» REQUIRED TASK: Quote exactly the lines running from the line with "Give me the" to the end of the entries, including both, and nothing else.
++++ ENTRIES PROVIDED
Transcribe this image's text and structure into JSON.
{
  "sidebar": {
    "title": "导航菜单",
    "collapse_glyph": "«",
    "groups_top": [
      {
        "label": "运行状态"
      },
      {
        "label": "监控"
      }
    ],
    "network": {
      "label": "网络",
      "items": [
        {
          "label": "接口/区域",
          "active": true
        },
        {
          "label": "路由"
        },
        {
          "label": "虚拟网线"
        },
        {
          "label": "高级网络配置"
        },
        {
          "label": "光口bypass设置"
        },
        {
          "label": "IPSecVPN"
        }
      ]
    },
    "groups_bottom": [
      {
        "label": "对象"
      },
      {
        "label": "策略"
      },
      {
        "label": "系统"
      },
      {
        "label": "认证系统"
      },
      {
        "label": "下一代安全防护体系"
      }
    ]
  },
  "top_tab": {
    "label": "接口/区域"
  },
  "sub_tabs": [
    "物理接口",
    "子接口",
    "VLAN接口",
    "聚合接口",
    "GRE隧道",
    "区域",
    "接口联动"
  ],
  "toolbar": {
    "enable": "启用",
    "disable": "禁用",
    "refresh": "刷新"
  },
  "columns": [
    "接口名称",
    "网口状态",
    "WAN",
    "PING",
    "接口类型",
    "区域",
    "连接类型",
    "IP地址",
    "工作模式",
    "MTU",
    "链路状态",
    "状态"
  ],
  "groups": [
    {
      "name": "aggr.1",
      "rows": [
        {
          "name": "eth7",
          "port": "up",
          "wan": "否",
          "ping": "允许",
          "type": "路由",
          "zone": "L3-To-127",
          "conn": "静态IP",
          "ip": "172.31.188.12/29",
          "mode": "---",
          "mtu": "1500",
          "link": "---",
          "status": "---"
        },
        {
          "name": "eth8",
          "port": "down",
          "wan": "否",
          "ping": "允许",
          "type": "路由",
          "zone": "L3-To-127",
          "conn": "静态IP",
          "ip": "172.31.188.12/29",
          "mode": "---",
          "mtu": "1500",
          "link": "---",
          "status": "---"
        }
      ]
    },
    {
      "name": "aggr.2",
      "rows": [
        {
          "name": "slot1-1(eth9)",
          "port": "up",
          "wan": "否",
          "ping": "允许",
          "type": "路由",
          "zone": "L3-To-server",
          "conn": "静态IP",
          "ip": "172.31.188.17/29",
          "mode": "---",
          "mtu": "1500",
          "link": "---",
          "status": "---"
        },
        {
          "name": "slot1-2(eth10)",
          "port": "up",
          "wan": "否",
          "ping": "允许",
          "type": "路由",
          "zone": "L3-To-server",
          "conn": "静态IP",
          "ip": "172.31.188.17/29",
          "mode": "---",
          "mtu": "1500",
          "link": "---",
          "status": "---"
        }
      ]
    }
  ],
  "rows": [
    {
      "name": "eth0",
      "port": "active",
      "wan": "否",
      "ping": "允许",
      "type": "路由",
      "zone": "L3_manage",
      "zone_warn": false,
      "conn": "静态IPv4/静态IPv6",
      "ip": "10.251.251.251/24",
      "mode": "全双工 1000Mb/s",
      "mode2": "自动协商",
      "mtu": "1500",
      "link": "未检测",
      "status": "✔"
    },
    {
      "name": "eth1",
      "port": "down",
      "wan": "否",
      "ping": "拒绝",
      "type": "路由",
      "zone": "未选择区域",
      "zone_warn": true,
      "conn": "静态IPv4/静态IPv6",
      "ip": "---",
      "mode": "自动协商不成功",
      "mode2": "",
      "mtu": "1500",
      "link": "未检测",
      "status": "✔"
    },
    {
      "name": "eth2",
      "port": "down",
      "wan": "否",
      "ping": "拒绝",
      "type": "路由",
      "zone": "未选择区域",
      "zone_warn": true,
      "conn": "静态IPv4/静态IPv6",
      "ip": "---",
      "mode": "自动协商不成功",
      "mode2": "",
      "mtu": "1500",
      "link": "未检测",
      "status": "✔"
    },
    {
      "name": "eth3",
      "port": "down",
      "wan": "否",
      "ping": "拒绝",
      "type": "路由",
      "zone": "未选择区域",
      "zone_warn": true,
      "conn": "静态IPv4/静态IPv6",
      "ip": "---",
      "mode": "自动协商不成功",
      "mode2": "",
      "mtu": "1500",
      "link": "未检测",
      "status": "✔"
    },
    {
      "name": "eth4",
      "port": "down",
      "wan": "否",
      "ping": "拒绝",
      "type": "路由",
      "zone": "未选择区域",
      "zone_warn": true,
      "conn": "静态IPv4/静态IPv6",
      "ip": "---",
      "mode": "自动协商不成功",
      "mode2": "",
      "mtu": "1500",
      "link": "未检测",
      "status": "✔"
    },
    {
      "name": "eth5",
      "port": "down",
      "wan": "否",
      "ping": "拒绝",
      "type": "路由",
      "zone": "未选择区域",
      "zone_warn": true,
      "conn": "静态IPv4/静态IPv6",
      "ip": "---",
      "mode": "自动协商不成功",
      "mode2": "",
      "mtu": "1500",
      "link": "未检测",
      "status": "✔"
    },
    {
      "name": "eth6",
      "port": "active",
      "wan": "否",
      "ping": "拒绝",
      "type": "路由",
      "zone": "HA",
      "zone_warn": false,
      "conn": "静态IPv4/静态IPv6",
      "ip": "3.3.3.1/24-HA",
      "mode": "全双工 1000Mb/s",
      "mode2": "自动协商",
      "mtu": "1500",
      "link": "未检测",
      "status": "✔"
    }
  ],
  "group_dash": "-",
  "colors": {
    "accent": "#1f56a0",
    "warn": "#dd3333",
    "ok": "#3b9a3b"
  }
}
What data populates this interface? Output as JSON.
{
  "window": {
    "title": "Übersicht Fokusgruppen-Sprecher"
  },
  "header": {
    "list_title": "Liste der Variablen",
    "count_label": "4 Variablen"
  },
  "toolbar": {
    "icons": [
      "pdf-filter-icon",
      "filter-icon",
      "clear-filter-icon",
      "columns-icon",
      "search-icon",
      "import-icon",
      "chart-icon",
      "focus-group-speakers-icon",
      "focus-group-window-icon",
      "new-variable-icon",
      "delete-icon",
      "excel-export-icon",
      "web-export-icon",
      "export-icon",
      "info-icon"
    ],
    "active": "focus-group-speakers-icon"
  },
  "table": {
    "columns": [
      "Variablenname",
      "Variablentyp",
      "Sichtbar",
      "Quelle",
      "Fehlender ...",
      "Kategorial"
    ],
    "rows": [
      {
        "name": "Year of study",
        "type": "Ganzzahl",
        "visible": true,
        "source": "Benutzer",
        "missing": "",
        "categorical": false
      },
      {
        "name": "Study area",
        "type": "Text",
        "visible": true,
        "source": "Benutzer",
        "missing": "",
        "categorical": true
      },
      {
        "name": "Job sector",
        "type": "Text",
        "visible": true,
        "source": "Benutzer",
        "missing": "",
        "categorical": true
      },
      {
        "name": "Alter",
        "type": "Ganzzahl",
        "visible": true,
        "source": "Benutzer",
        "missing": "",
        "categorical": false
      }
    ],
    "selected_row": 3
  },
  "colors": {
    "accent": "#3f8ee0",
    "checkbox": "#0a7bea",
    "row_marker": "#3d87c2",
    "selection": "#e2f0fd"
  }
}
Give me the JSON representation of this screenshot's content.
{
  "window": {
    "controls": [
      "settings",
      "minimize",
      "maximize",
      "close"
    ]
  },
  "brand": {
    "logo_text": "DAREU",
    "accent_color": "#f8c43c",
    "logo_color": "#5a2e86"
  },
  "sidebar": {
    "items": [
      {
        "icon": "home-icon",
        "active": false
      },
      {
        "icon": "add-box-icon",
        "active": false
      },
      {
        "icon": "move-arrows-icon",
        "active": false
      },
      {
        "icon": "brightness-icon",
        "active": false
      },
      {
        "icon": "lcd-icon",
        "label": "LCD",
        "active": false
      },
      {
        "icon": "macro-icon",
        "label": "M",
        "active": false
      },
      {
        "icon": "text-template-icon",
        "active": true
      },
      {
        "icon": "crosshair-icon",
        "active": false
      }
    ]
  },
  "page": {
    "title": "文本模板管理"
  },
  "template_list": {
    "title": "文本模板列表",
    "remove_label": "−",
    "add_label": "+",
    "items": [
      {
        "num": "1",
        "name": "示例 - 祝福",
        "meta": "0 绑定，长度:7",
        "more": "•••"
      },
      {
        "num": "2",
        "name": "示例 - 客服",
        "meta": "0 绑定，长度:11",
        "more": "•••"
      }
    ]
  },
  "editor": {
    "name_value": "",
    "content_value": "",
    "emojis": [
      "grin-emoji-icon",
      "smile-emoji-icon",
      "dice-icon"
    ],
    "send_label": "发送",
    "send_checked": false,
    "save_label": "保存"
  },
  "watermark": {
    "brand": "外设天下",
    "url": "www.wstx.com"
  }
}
++++++++
» SOLUTION FOR THIS EXERCISE:
Give me the JSON representation of this screenshot's content.
{
  "window": {
    "controls": [
      "settings",
      "minimize",
      "maximize",
      "close"
    ]
  },
  "brand": {
    "logo_text": "DAREU",
    "accent_color": "#f8c43c",
    "logo_color": "#5a2e86"
  },
  "sidebar": {
    "items": [
      {
        "icon": "home-icon",
        "active": false
      },
      {
        "icon": "add-box-icon",
        "active": false
      },
      {
        "icon": "move-arrows-icon",
        "active": false
      },
      {
        "icon": "brightness-icon",
        "active": false
      },
      {
        "icon": "lcd-icon",
        "label": "LCD",
        "active": false
      },
      {
        "icon": "macro-icon",
        "label": "M",
        "active": false
      },
      {
        "icon": "text-template-icon",
        "active": true
      },
      {
        "icon": "crosshair-icon",
        "active": false
      }
    ]
  },
  "page": {
    "title": "文本模板管理"
  },
  "template_list": {
    "title": "文本模板列表",
    "remove_label": "−",
    "add_label": "+",
    "items": [
      {
        "num": "1",
        "name": "示例 - 祝福",
        "meta": "0 绑定，长度:7",
        "more": "•••"
      },
      {
        "num": "2",
        "name": "示例 - 客服",
        "meta": "0 绑定，长度:11",
        "more": "•••"
      }
    ]
  },
  "editor": {
    "name_value": "",
    "content_value": "",
    "emojis": [
      "grin-emoji-icon",
      "smile-emoji-icon",
      "dice-icon"
    ],
    "send_label": "发送",
    "send_checked": false,
    "save_label": "保存"
  },
  "watermark": {
    "brand": "外设天下",
    "url": "www.wstx.com"
  }
}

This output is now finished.